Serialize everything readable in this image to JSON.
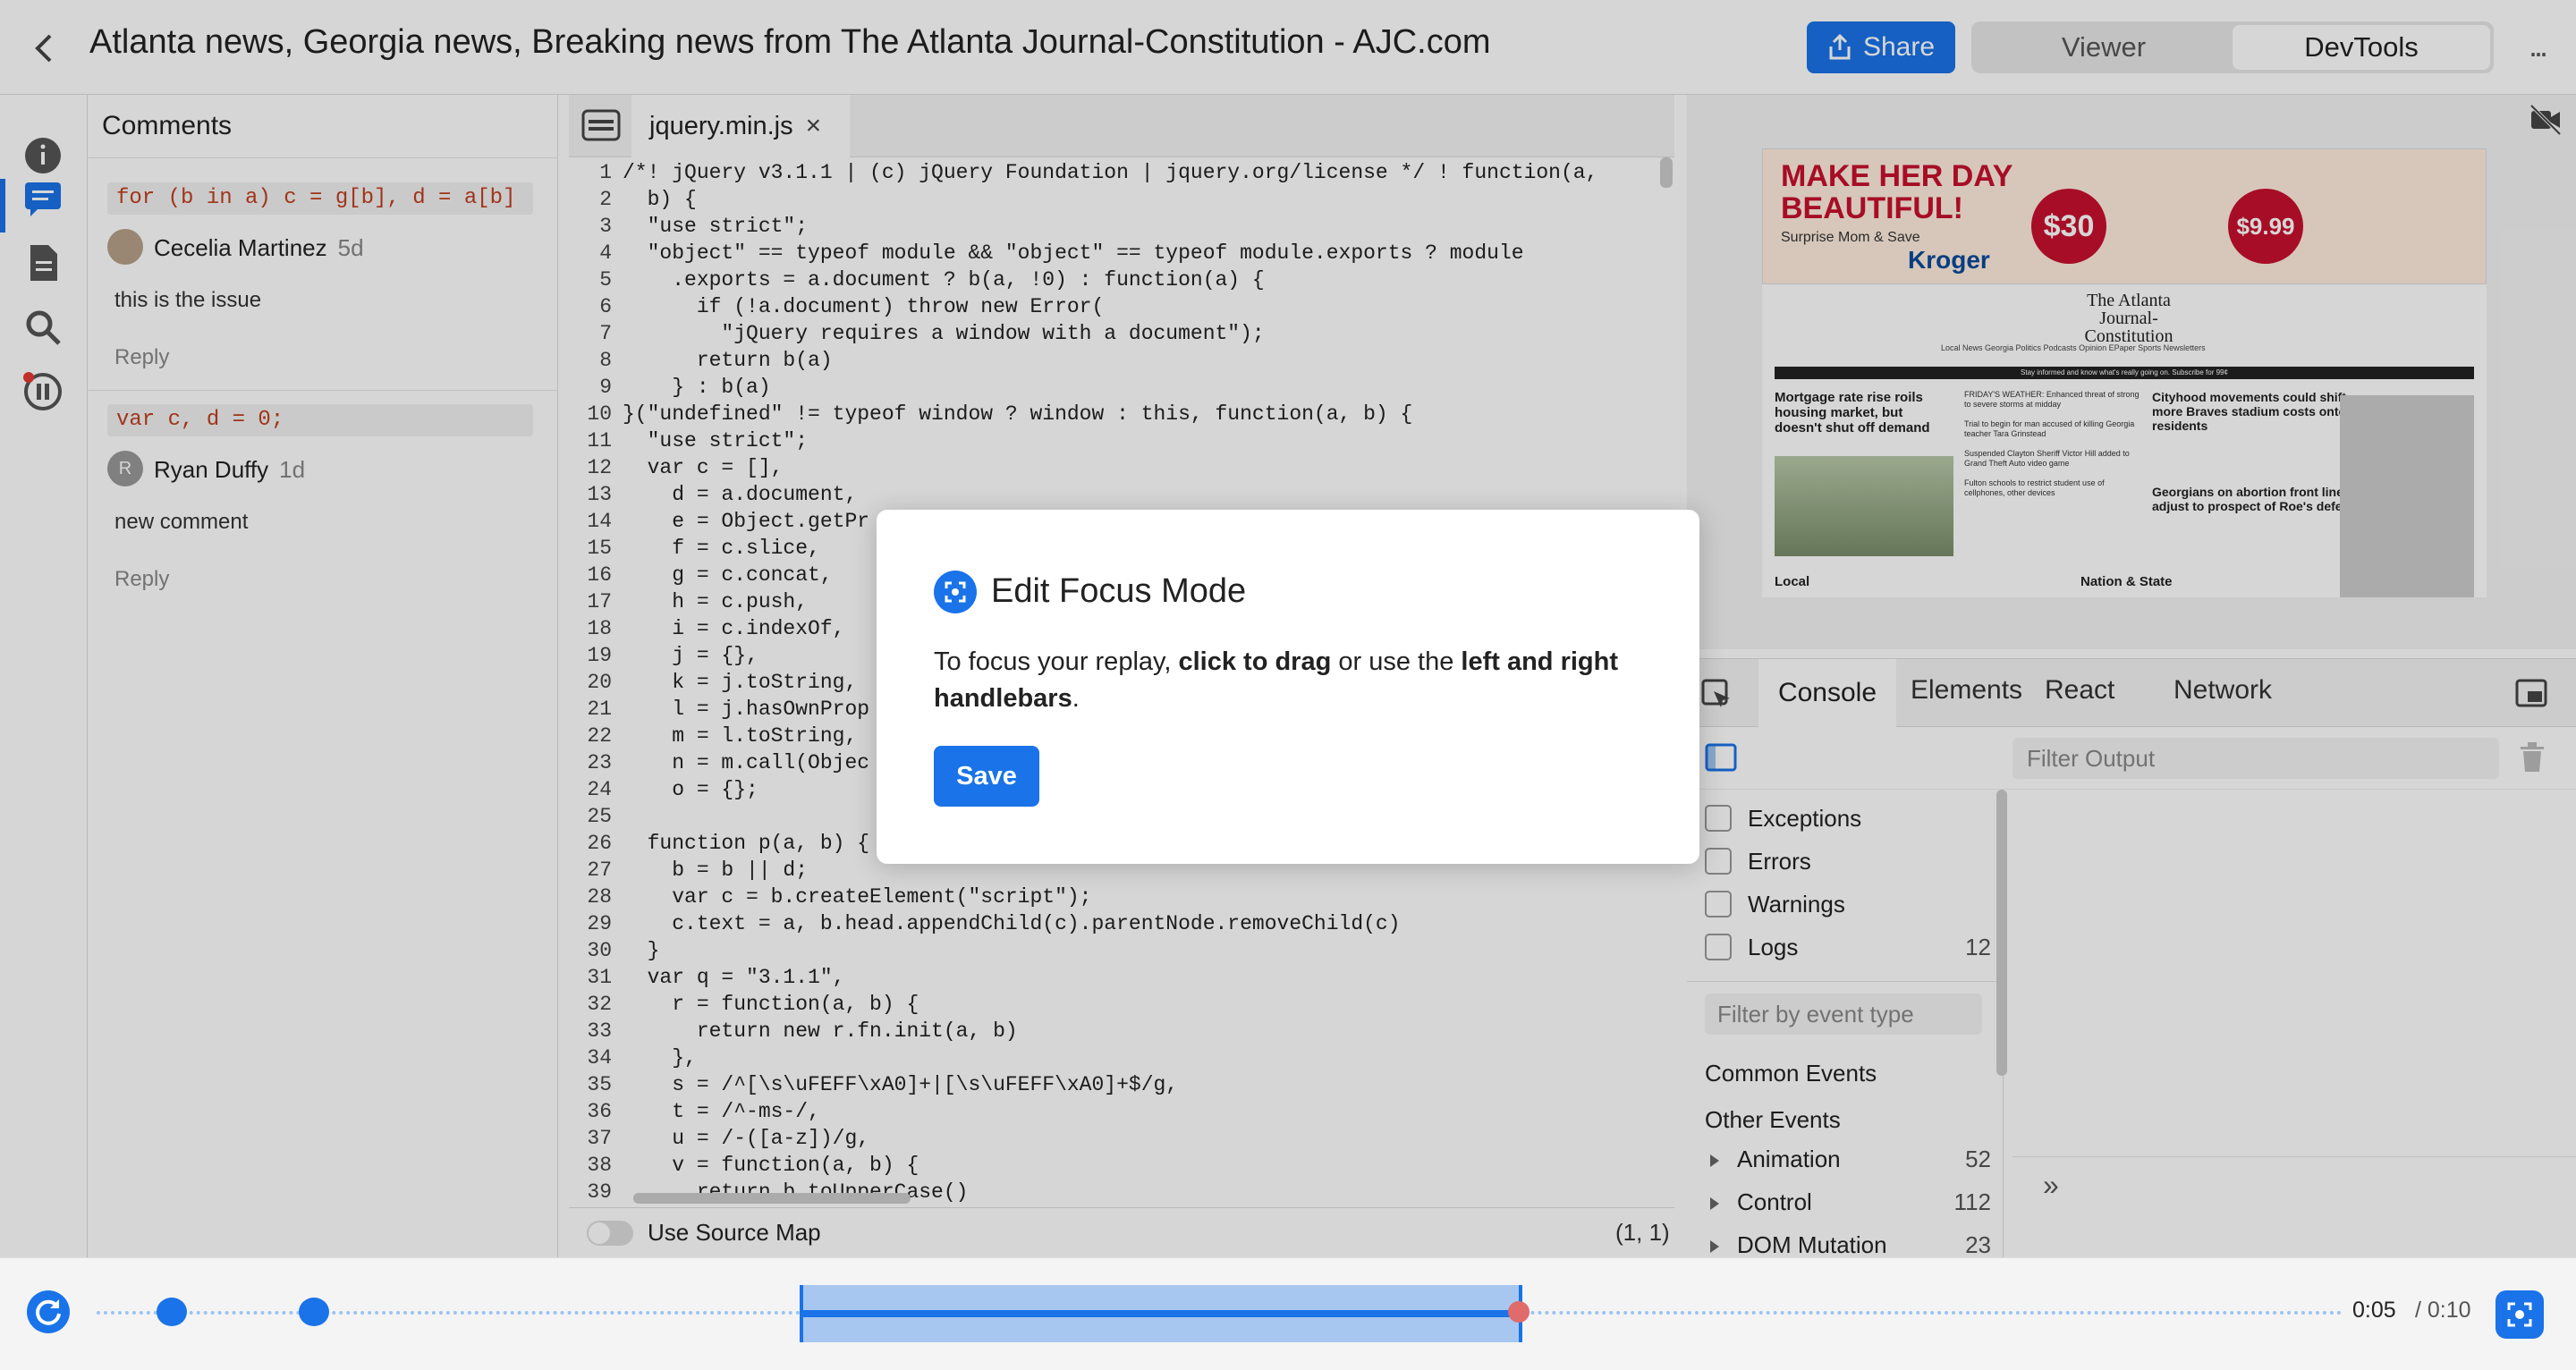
{
  "header": {
    "title": "Atlanta news, Georgia news, Breaking news from The Atlanta Journal-Constitution - AJC.com",
    "share_label": "Share",
    "viewer_label": "Viewer",
    "devtools_label": "DevTools",
    "more_label": "..."
  },
  "comments": {
    "title": "Comments",
    "items": [
      {
        "code": "for (b in a) c = g[b], d = a[b]",
        "author": "Cecelia Martinez",
        "time": "5d",
        "text": "this is the issue",
        "reply": "Reply",
        "initial": ""
      },
      {
        "code": "var c, d = 0;",
        "author": "Ryan Duffy",
        "time": "1d",
        "text": "new comment",
        "reply": "Reply",
        "initial": "R"
      }
    ]
  },
  "editor": {
    "tab_name": "jquery.min.js",
    "close_symbol": "×",
    "source_map_label": "Use Source Map",
    "cursor_position": "(1, 1)",
    "lines": [
      "/*! jQuery v3.1.1 | (c) jQuery Foundation | jquery.org/license */ ! function(a,",
      "  b) {",
      "  \"use strict\";",
      "  \"object\" == typeof module && \"object\" == typeof module.exports ? module",
      "    .exports = a.document ? b(a, !0) : function(a) {",
      "      if (!a.document) throw new Error(",
      "        \"jQuery requires a window with a document\");",
      "      return b(a)",
      "    } : b(a)",
      "}(\"undefined\" != typeof window ? window : this, function(a, b) {",
      "  \"use strict\";",
      "  var c = [],",
      "    d = a.document,",
      "    e = Object.getPr",
      "    f = c.slice,",
      "    g = c.concat,",
      "    h = c.push,",
      "    i = c.indexOf,",
      "    j = {},",
      "    k = j.toString,",
      "    l = j.hasOwnProp",
      "    m = l.toString,",
      "    n = m.call(Objec",
      "    o = {};",
      "",
      "  function p(a, b) {",
      "    b = b || d;",
      "    var c = b.createElement(\"script\");",
      "    c.text = a, b.head.appendChild(c).parentNode.removeChild(c)",
      "  }",
      "  var q = \"3.1.1\",",
      "    r = function(a, b) {",
      "      return new r.fn.init(a, b)",
      "    },",
      "    s = /^[\\s\\uFEFF\\xA0]+|[\\s\\uFEFF\\xA0]+$/g,",
      "    t = /^-ms-/,",
      "    u = /-([a-z])/g,",
      "    v = function(a, b) {",
      "      return b.toUpperCase()"
    ]
  },
  "preview": {
    "ad_headline": "MAKE HER DAY\nBEAUTIFUL!",
    "ad_sub": "Surprise Mom & Save",
    "ad_price1": "$30",
    "ad_price2": "$9.99",
    "ad_brand": "Kroger",
    "masthead": "The Atlanta Journal-Constitution",
    "nav": "Local News   Georgia Politics   Podcasts   Opinion   EPaper   Sports   Newsletters",
    "strip": "Stay informed and know what's really going on.  Subscribe for 99¢",
    "headline1": "Mortgage rate rise roils housing market, but doesn't shut off demand",
    "headline_col2": "FRIDAY'S WEATHER: Enhanced threat of strong to severe storms at midday\n\nTrial to begin for man accused of killing Georgia teacher Tara Grinstead\n\nSuspended Clayton Sheriff Victor Hill added to Grand Theft Auto video game\n\nFulton schools to restrict student use of cellphones, other devices",
    "headline3": "Cityhood movements could shift more Braves stadium costs onto residents",
    "headline4": "Georgians on abortion front line adjust to prospect of Roe's defeat",
    "section_local": "Local",
    "section_nation": "Nation & State"
  },
  "devtools": {
    "tabs": [
      "Console",
      "Elements",
      "React",
      "Network"
    ],
    "filter_output_placeholder": "Filter Output",
    "filters": [
      {
        "label": "Exceptions",
        "count": ""
      },
      {
        "label": "Errors",
        "count": ""
      },
      {
        "label": "Warnings",
        "count": ""
      },
      {
        "label": "Logs",
        "count": "12"
      }
    ],
    "filter_event_placeholder": "Filter by event type",
    "common_events": "Common Events",
    "other_events": "Other Events",
    "events": [
      {
        "label": "Animation",
        "count": "52"
      },
      {
        "label": "Control",
        "count": "112"
      },
      {
        "label": "DOM Mutation",
        "count": "23"
      }
    ],
    "prompt": "»"
  },
  "dialog": {
    "title": "Edit Focus Mode",
    "body_pre": "To focus your replay, ",
    "body_bold1": "click to drag",
    "body_mid": " or use the ",
    "body_bold2": "left and right handlebars",
    "body_post": ".",
    "save_label": "Save"
  },
  "timeline": {
    "current_time": "0:05",
    "total_time": "/ 0:10",
    "progress_fraction": 0.5
  },
  "colors": {
    "accent": "#1a73e8",
    "ad_red": "#c8102e"
  }
}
.....
▶ WHAT TO DO
Show every line in the records above that contains the word "author".

▶ SOLUTION TO THIS PROBLEM
        "author": "Cecelia Martinez",
        "author": "Ryan Duffy",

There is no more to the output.